>> start Material shown

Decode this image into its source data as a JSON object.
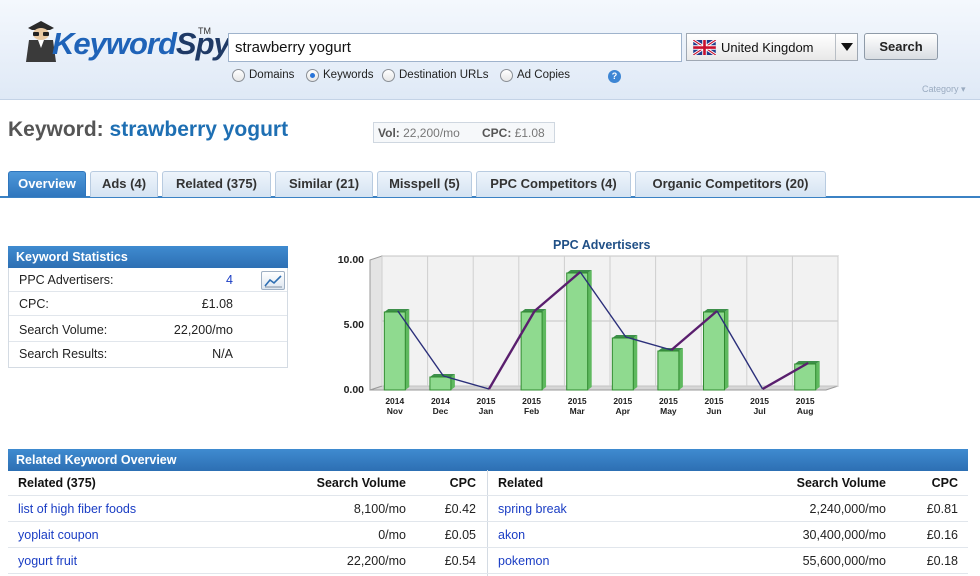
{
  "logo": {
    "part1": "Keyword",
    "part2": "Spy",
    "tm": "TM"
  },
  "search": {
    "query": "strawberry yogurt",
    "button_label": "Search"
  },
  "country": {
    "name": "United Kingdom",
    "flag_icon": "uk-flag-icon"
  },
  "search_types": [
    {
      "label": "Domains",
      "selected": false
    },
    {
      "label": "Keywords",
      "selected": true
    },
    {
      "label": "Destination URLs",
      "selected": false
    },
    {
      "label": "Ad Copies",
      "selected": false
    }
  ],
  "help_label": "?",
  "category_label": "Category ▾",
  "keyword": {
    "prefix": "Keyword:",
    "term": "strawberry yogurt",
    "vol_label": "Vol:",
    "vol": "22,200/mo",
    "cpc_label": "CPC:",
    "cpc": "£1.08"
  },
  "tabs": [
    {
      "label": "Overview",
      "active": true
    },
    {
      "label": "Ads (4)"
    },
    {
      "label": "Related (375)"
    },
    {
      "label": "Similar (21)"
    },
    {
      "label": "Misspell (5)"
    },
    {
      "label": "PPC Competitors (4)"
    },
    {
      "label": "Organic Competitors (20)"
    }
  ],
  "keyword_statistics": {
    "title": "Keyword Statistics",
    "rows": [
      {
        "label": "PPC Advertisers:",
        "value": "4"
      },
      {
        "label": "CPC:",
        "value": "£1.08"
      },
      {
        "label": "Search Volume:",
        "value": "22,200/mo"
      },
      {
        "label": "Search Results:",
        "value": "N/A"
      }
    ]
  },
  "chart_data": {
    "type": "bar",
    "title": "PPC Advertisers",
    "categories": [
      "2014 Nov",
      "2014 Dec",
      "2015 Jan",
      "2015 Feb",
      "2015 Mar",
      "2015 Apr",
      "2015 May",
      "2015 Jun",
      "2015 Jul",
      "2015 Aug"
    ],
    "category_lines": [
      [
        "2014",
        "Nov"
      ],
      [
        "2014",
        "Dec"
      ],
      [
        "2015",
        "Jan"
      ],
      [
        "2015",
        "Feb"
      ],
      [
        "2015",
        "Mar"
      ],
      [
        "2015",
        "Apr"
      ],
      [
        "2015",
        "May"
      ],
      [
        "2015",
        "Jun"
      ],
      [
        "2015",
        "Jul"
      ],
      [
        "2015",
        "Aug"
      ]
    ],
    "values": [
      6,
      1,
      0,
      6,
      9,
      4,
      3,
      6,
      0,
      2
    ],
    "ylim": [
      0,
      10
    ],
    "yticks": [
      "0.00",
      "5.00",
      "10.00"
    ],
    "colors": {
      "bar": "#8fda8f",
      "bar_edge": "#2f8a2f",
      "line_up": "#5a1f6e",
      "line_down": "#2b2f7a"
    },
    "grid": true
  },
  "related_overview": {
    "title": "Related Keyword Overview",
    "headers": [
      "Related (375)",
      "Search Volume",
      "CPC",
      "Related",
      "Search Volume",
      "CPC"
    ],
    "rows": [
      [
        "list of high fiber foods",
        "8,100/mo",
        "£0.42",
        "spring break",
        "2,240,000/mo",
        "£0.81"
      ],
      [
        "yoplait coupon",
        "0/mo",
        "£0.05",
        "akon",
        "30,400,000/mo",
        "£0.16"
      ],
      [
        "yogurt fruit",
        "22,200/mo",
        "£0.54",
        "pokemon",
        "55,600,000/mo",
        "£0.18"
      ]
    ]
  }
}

>> end Material shown

**Aim of the exercise**
Omit the pictures, then quote the rest of the material above exactly.

**Result of the exercise**
Decode this image into its source data as a JSON object.
{
  "logo": {
    "part1": "Keyword",
    "part2": "Spy",
    "tm": "TM"
  },
  "search": {
    "query": "strawberry yogurt",
    "button_label": "Search"
  },
  "country": {
    "name": "United Kingdom",
    "flag_icon": "uk-flag-icon"
  },
  "search_types": [
    {
      "label": "Domains",
      "selected": false
    },
    {
      "label": "Keywords",
      "selected": true
    },
    {
      "label": "Destination URLs",
      "selected": false
    },
    {
      "label": "Ad Copies",
      "selected": false
    }
  ],
  "help_label": "?",
  "category_label": "Category ▾",
  "keyword": {
    "prefix": "Keyword:",
    "term": "strawberry yogurt",
    "vol_label": "Vol:",
    "vol": "22,200/mo",
    "cpc_label": "CPC:",
    "cpc": "£1.08"
  },
  "tabs": [
    {
      "label": "Overview",
      "active": true
    },
    {
      "label": "Ads (4)"
    },
    {
      "label": "Related (375)"
    },
    {
      "label": "Similar (21)"
    },
    {
      "label": "Misspell (5)"
    },
    {
      "label": "PPC Competitors (4)"
    },
    {
      "label": "Organic Competitors (20)"
    }
  ],
  "keyword_statistics": {
    "title": "Keyword Statistics",
    "rows": [
      {
        "label": "PPC Advertisers:",
        "value": "4"
      },
      {
        "label": "CPC:",
        "value": "£1.08"
      },
      {
        "label": "Search Volume:",
        "value": "22,200/mo"
      },
      {
        "label": "Search Results:",
        "value": "N/A"
      }
    ]
  },
  "chart_data": {
    "type": "bar",
    "title": "PPC Advertisers",
    "categories": [
      "2014 Nov",
      "2014 Dec",
      "2015 Jan",
      "2015 Feb",
      "2015 Mar",
      "2015 Apr",
      "2015 May",
      "2015 Jun",
      "2015 Jul",
      "2015 Aug"
    ],
    "category_lines": [
      [
        "2014",
        "Nov"
      ],
      [
        "2014",
        "Dec"
      ],
      [
        "2015",
        "Jan"
      ],
      [
        "2015",
        "Feb"
      ],
      [
        "2015",
        "Mar"
      ],
      [
        "2015",
        "Apr"
      ],
      [
        "2015",
        "May"
      ],
      [
        "2015",
        "Jun"
      ],
      [
        "2015",
        "Jul"
      ],
      [
        "2015",
        "Aug"
      ]
    ],
    "values": [
      6,
      1,
      0,
      6,
      9,
      4,
      3,
      6,
      0,
      2
    ],
    "ylim": [
      0,
      10
    ],
    "yticks": [
      "0.00",
      "5.00",
      "10.00"
    ],
    "colors": {
      "bar": "#8fda8f",
      "bar_edge": "#2f8a2f",
      "line_up": "#5a1f6e",
      "line_down": "#2b2f7a"
    },
    "grid": true
  },
  "related_overview": {
    "title": "Related Keyword Overview",
    "headers": [
      "Related (375)",
      "Search Volume",
      "CPC",
      "Related",
      "Search Volume",
      "CPC"
    ],
    "rows": [
      [
        "list of high fiber foods",
        "8,100/mo",
        "£0.42",
        "spring break",
        "2,240,000/mo",
        "£0.81"
      ],
      [
        "yoplait coupon",
        "0/mo",
        "£0.05",
        "akon",
        "30,400,000/mo",
        "£0.16"
      ],
      [
        "yogurt fruit",
        "22,200/mo",
        "£0.54",
        "pokemon",
        "55,600,000/mo",
        "£0.18"
      ]
    ]
  }
}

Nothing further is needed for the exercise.